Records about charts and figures

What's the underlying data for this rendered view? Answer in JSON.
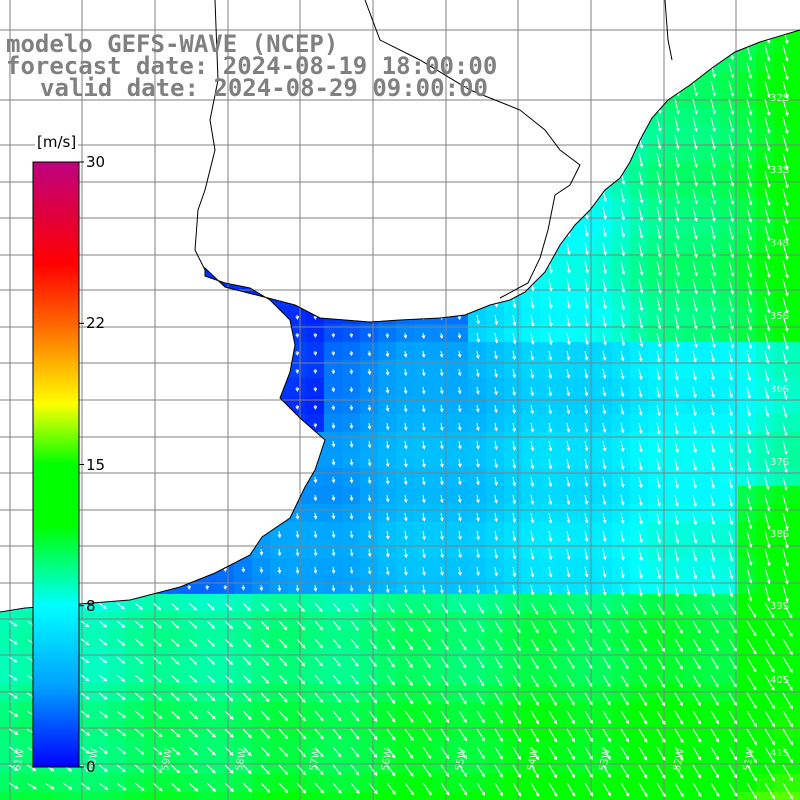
{
  "title": {
    "line1": "modelo GEFS-WAVE (NCEP)",
    "line2": "forecast date: 2024-08-19 18:00:00",
    "line3": "valid date: 2024-08-29 09:00:00"
  },
  "colorbar": {
    "unit": "[m/s]",
    "ticks": [
      {
        "value": 30,
        "label": "30"
      },
      {
        "value": 22,
        "label": "22"
      },
      {
        "value": 15,
        "label": "15"
      },
      {
        "value": 8,
        "label": "8"
      },
      {
        "value": 0,
        "label": "0"
      }
    ],
    "colors": [
      "#0000ff",
      "#00a0ff",
      "#00ffff",
      "#00ff00",
      "#ffff00",
      "#ff8000",
      "#ff0000",
      "#c0007f"
    ]
  },
  "map": {
    "lat_labels": [
      "32S",
      "33S",
      "34S",
      "35S",
      "36S",
      "37S",
      "38S",
      "39S",
      "40S",
      "41S"
    ],
    "lon_labels": [
      "61W",
      "60W",
      "59W",
      "58W",
      "57W",
      "56W",
      "55W",
      "54W",
      "53W",
      "52W",
      "51W"
    ],
    "land_color": "#ffffff",
    "grid_color": "#808080",
    "arrow_color": "#ffffff"
  }
}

■ Exercise prompt ■
What is the number of lines above that contain "date"? Answer with that number only.

■ Exercise response ■
2